Extracted data entries

______________________________

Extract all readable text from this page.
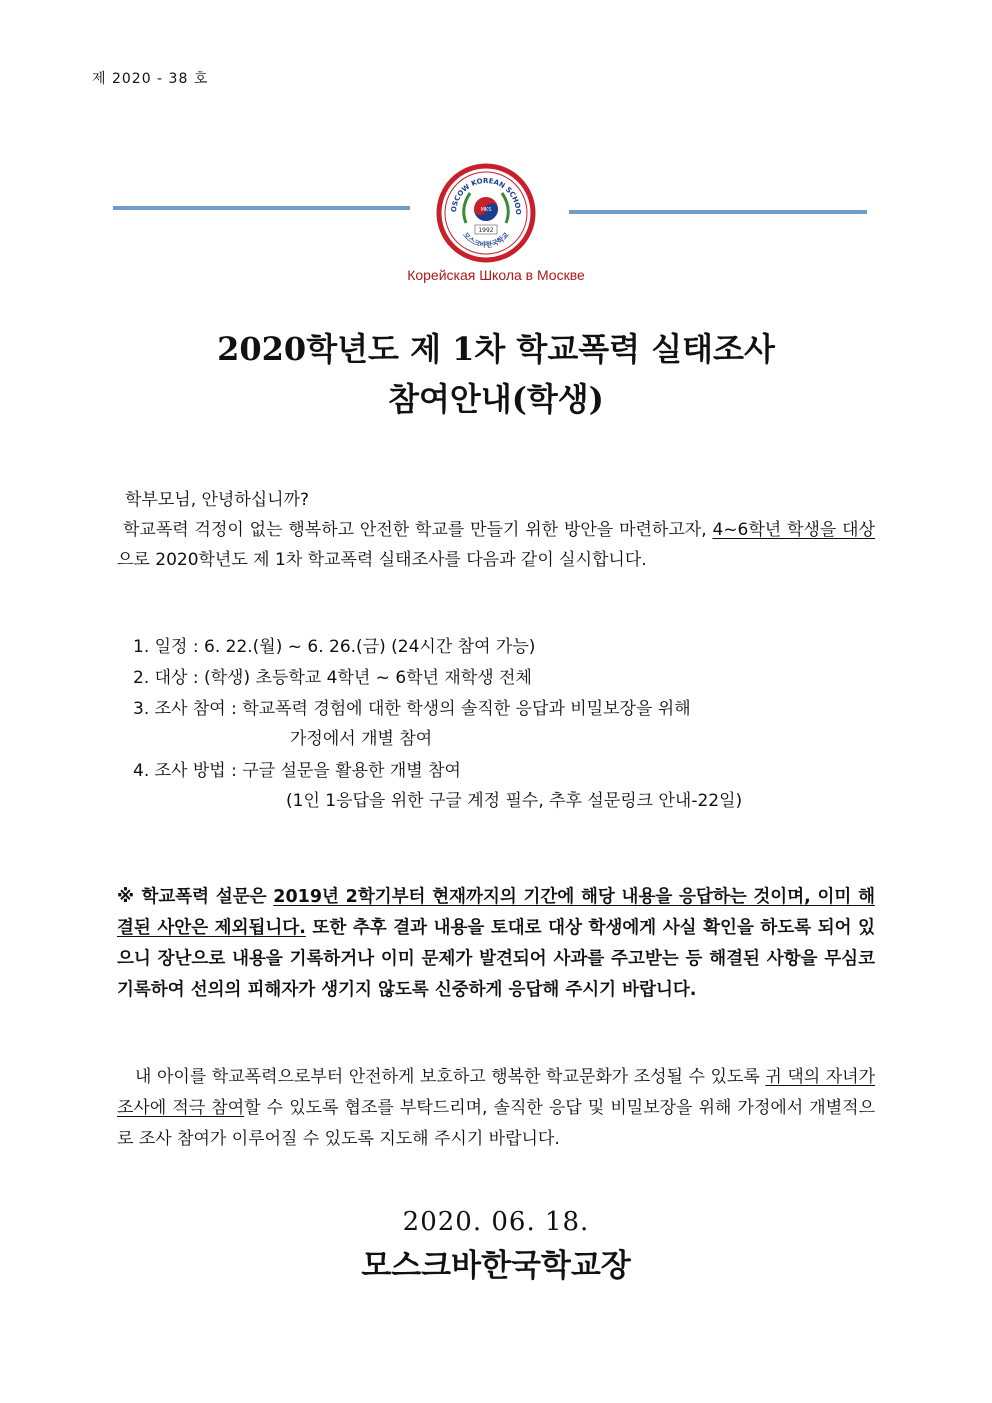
제 2020 - 38 호
OSCOW KOREAN SCHOO
모스크바한국학교
MKS
1992
Корейская Школа в Москве
2020학년도 제 1차 학교폭력 실태조사
참여안내(학생)
학부모님, 안녕하십니까?
학교폭력 걱정이 없는 행복하고 안전한 학교를 만들기 위한 방안을 마련하고자, 4~6학년 학생을 대상으로 2020학년도 제 1차 학교폭력 실태조사를 다음과 같이 실시합니다.
1. 일정 : 6. 22.(월) ~ 6. 26.(금) (24시간 참여 가능)
2. 대상 : (학생) 초등학교 4학년 ~ 6학년 재학생 전체
3. 조사 참여 : 학교폭력 경험에 대한 학생의 솔직한 응답과 비밀보장을 위해
가정에서 개별 참여
4. 조사 방법 : 구글 설문을 활용한 개별 참여
(1인 1응답을 위한 구글 계정 필수, 추후 설문링크 안내-22일)
※ 학교폭력 설문은 2019년 2학기부터 현재까지의 기간에 해당 내용을 응답하는 것이며, 이미 해결된 사안은 제외됩니다. 또한 추후 결과 내용을 토대로 대상 학생에게 사실 확인을 하도록 되어 있으니 장난으로 내용을 기록하거나 이미 문제가 발견되어 사과를 주고받는 등 해결된 사항을 무심코 기록하여 선의의 피해자가 생기지 않도록 신중하게 응답해 주시기 바랍니다.
내 아이를 학교폭력으로부터 안전하게 보호하고 행복한 학교문화가 조성될 수 있도록 귀 댁의 자녀가 조사에 적극 참여할 수 있도록 협조를 부탁드리며, 솔직한 응답 및 비밀보장을 위해 가정에서 개별적으로 조사 참여가 이루어질 수 있도록 지도해 주시기 바랍니다.
2020. 06. 18.
모스크바한국학교장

______________________________

What the exercise asks –
Gather up the lines containing the word "비밀보장을" from these records and copy them.

Answer to this exercise –
3. 조사 참여 : 학교폭력 경험에 대한 학생의 솔직한 응답과 비밀보장을 위해
내 아이를 학교폭력으로부터 안전하게 보호하고 행복한 학교문화가 조성될 수 있도록 귀 댁의 자녀가 조사에 적극 참여할 수 있도록 협조를 부탁드리며, 솔직한 응답 및 비밀보장을 위해 가정에서 개별적으로 조사 참여가 이루어질 수 있도록 지도해 주시기 바랍니다.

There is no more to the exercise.